* _Requirements_
Reproduce every entry exactly, without alteration.

* _Extracted material_
┄┄┄┄┄┄

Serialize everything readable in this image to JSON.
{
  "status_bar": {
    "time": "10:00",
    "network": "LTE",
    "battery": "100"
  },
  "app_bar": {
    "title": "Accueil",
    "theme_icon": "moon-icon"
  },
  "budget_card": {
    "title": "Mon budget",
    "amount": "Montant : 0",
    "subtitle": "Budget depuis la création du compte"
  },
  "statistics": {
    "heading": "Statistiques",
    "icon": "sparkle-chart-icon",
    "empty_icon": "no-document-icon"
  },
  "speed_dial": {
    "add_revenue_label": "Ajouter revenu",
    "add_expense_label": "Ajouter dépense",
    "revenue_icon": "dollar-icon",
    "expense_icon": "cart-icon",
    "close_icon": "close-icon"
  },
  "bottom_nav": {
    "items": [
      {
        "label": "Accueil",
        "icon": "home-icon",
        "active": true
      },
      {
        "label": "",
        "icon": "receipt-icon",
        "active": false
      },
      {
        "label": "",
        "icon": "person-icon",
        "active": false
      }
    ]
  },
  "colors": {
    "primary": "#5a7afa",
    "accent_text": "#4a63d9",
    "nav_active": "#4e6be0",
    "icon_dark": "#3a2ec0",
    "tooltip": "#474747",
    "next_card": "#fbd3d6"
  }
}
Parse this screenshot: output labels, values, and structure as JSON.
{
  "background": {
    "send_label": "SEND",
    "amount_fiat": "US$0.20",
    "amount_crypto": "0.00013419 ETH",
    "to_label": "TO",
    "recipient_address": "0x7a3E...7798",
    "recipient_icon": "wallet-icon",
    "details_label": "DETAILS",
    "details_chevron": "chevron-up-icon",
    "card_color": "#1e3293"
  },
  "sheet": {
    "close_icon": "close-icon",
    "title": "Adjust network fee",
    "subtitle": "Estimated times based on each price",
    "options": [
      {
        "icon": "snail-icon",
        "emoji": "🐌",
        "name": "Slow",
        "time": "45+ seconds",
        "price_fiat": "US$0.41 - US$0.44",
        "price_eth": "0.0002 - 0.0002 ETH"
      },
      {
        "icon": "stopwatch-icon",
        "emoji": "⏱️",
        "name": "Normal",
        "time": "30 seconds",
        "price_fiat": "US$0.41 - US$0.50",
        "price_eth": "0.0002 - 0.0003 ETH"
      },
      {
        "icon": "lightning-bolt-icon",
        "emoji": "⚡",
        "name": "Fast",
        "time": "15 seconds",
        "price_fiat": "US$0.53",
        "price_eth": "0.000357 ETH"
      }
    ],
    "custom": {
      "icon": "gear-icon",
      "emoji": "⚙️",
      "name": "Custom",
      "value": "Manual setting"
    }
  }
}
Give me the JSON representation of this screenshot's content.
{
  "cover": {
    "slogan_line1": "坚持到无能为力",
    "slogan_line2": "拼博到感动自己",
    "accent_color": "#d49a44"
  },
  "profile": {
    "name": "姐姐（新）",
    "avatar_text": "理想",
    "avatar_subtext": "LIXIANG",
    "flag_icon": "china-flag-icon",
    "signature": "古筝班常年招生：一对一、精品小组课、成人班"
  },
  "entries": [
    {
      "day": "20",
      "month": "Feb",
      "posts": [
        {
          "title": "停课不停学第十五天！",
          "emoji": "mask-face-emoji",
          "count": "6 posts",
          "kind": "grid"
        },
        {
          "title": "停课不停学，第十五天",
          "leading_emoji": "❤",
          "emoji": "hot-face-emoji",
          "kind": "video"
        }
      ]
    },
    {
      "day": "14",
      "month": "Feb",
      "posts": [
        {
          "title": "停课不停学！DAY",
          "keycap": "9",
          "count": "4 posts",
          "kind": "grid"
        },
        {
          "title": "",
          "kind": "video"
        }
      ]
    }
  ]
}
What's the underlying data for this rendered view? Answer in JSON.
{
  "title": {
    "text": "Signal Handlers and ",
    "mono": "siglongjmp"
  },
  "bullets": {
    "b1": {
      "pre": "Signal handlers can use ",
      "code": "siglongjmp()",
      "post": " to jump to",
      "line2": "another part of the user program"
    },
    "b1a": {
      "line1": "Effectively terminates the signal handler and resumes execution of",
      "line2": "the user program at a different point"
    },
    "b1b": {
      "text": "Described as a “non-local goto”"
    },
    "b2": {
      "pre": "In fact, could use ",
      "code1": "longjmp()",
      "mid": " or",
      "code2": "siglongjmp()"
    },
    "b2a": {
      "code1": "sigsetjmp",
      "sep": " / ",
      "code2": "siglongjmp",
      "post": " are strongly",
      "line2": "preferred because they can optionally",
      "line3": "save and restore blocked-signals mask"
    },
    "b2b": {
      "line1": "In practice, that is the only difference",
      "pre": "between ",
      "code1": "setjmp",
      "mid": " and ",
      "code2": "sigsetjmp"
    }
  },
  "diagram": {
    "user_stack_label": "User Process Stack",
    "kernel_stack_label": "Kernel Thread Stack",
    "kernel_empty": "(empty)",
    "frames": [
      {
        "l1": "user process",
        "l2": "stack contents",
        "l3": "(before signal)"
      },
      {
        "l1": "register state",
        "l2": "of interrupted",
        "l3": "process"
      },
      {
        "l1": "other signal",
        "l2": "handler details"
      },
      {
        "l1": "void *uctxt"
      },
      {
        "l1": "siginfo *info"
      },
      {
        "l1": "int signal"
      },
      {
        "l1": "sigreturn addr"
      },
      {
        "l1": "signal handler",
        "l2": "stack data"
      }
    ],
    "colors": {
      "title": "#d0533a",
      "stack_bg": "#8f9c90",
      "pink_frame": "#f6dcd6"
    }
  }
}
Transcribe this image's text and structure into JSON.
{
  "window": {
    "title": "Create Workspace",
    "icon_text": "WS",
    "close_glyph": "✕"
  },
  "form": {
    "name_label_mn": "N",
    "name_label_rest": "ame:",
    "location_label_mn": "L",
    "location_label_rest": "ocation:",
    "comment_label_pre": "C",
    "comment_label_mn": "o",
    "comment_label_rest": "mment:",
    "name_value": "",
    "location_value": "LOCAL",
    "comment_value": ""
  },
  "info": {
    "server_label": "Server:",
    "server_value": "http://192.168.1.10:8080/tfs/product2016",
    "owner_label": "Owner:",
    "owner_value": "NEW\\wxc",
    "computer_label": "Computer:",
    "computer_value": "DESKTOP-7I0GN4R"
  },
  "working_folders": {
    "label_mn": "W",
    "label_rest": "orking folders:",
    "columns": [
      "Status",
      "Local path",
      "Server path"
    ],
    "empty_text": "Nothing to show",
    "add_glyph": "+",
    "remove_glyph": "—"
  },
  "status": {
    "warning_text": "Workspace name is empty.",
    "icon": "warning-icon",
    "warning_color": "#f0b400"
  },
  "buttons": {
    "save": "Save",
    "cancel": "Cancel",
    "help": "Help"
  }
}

┄┄┄┄┄┄

* _Solution to the problem_
Serialize everything readable in this image to JSON.
{
  "status_bar": {
    "time": "10:00",
    "network": "LTE",
    "battery": "100"
  },
  "app_bar": {
    "title": "Accueil",
    "theme_icon": "moon-icon"
  },
  "budget_card": {
    "title": "Mon budget",
    "amount": "Montant : 0",
    "subtitle": "Budget depuis la création du compte"
  },
  "statistics": {
    "heading": "Statistiques",
    "icon": "sparkle-chart-icon",
    "empty_icon": "no-document-icon"
  },
  "speed_dial": {
    "add_revenue_label": "Ajouter revenu",
    "add_expense_label": "Ajouter dépense",
    "revenue_icon": "dollar-icon",
    "expense_icon": "cart-icon",
    "close_icon": "close-icon"
  },
  "bottom_nav": {
    "items": [
      {
        "label": "Accueil",
        "icon": "home-icon",
        "active": true
      },
      {
        "label": "",
        "icon": "receipt-icon",
        "active": false
      },
      {
        "label": "",
        "icon": "person-icon",
        "active": false
      }
    ]
  },
  "colors": {
    "primary": "#5a7afa",
    "accent_text": "#4a63d9",
    "nav_active": "#4e6be0",
    "icon_dark": "#3a2ec0",
    "tooltip": "#474747",
    "next_card": "#fbd3d6"
  }
}
Parse this screenshot: output labels, values, and structure as JSON.
{
  "background": {
    "send_label": "SEND",
    "amount_fiat": "US$0.20",
    "amount_crypto": "0.00013419 ETH",
    "to_label": "TO",
    "recipient_address": "0x7a3E...7798",
    "recipient_icon": "wallet-icon",
    "details_label": "DETAILS",
    "details_chevron": "chevron-up-icon",
    "card_color": "#1e3293"
  },
  "sheet": {
    "close_icon": "close-icon",
    "title": "Adjust network fee",
    "subtitle": "Estimated times based on each price",
    "options": [
      {
        "icon": "snail-icon",
        "emoji": "🐌",
        "name": "Slow",
        "time": "45+ seconds",
        "price_fiat": "US$0.41 - US$0.44",
        "price_eth": "0.0002 - 0.0002 ETH"
      },
      {
        "icon": "stopwatch-icon",
        "emoji": "⏱️",
        "name": "Normal",
        "time": "30 seconds",
        "price_fiat": "US$0.41 - US$0.50",
        "price_eth": "0.0002 - 0.0003 ETH"
      },
      {
        "icon": "lightning-bolt-icon",
        "emoji": "⚡",
        "name": "Fast",
        "time": "15 seconds",
        "price_fiat": "US$0.53",
        "price_eth": "0.000357 ETH"
      }
    ],
    "custom": {
      "icon": "gear-icon",
      "emoji": "⚙️",
      "name": "Custom",
      "value": "Manual setting"
    }
  }
}
Give me the JSON representation of this screenshot's content.
{
  "cover": {
    "slogan_line1": "坚持到无能为力",
    "slogan_line2": "拼博到感动自己",
    "accent_color": "#d49a44"
  },
  "profile": {
    "name": "姐姐（新）",
    "avatar_text": "理想",
    "avatar_subtext": "LIXIANG",
    "flag_icon": "china-flag-icon",
    "signature": "古筝班常年招生：一对一、精品小组课、成人班"
  },
  "entries": [
    {
      "day": "20",
      "month": "Feb",
      "posts": [
        {
          "title": "停课不停学第十五天！",
          "emoji": "mask-face-emoji",
          "count": "6 posts",
          "kind": "grid"
        },
        {
          "title": "停课不停学，第十五天",
          "leading_emoji": "❤",
          "emoji": "hot-face-emoji",
          "kind": "video"
        }
      ]
    },
    {
      "day": "14",
      "month": "Feb",
      "posts": [
        {
          "title": "停课不停学！DAY",
          "keycap": "9",
          "count": "4 posts",
          "kind": "grid"
        },
        {
          "title": "",
          "kind": "video"
        }
      ]
    }
  ]
}
What's the underlying data for this rendered view? Answer in JSON.
{
  "title": {
    "text": "Signal Handlers and ",
    "mono": "siglongjmp"
  },
  "bullets": {
    "b1": {
      "pre": "Signal handlers can use ",
      "code": "siglongjmp()",
      "post": " to jump to",
      "line2": "another part of the user program"
    },
    "b1a": {
      "line1": "Effectively terminates the signal handler and resumes execution of",
      "line2": "the user program at a different point"
    },
    "b1b": {
      "text": "Described as a “non-local goto”"
    },
    "b2": {
      "pre": "In fact, could use ",
      "code1": "longjmp()",
      "mid": " or",
      "code2": "siglongjmp()"
    },
    "b2a": {
      "code1": "sigsetjmp",
      "sep": " / ",
      "code2": "siglongjmp",
      "post": " are strongly",
      "line2": "preferred because they can optionally",
      "line3": "save and restore blocked-signals mask"
    },
    "b2b": {
      "line1": "In practice, that is the only difference",
      "pre": "between ",
      "code1": "setjmp",
      "mid": " and ",
      "code2": "sigsetjmp"
    }
  },
  "diagram": {
    "user_stack_label": "User Process Stack",
    "kernel_stack_label": "Kernel Thread Stack",
    "kernel_empty": "(empty)",
    "frames": [
      {
        "l1": "user process",
        "l2": "stack contents",
        "l3": "(before signal)"
      },
      {
        "l1": "register state",
        "l2": "of interrupted",
        "l3": "process"
      },
      {
        "l1": "other signal",
        "l2": "handler details"
      },
      {
        "l1": "void *uctxt"
      },
      {
        "l1": "siginfo *info"
      },
      {
        "l1": "int signal"
      },
      {
        "l1": "sigreturn addr"
      },
      {
        "l1": "signal handler",
        "l2": "stack data"
      }
    ],
    "colors": {
      "title": "#d0533a",
      "stack_bg": "#8f9c90",
      "pink_frame": "#f6dcd6"
    }
  }
}
Transcribe this image's text and structure into JSON.
{
  "window": {
    "title": "Create Workspace",
    "icon_text": "WS",
    "close_glyph": "✕"
  },
  "form": {
    "name_label_mn": "N",
    "name_label_rest": "ame:",
    "location_label_mn": "L",
    "location_label_rest": "ocation:",
    "comment_label_pre": "C",
    "comment_label_mn": "o",
    "comment_label_rest": "mment:",
    "name_value": "",
    "location_value": "LOCAL",
    "comment_value": ""
  },
  "info": {
    "server_label": "Server:",
    "server_value": "http://192.168.1.10:8080/tfs/product2016",
    "owner_label": "Owner:",
    "owner_value": "NEW\\wxc",
    "computer_label": "Computer:",
    "computer_value": "DESKTOP-7I0GN4R"
  },
  "working_folders": {
    "label_mn": "W",
    "label_rest": "orking folders:",
    "columns": [
      "Status",
      "Local path",
      "Server path"
    ],
    "empty_text": "Nothing to show",
    "add_glyph": "+",
    "remove_glyph": "—"
  },
  "status": {
    "warning_text": "Workspace name is empty.",
    "icon": "warning-icon",
    "warning_color": "#f0b400"
  },
  "buttons": {
    "save": "Save",
    "cancel": "Cancel",
    "help": "Help"
  }
}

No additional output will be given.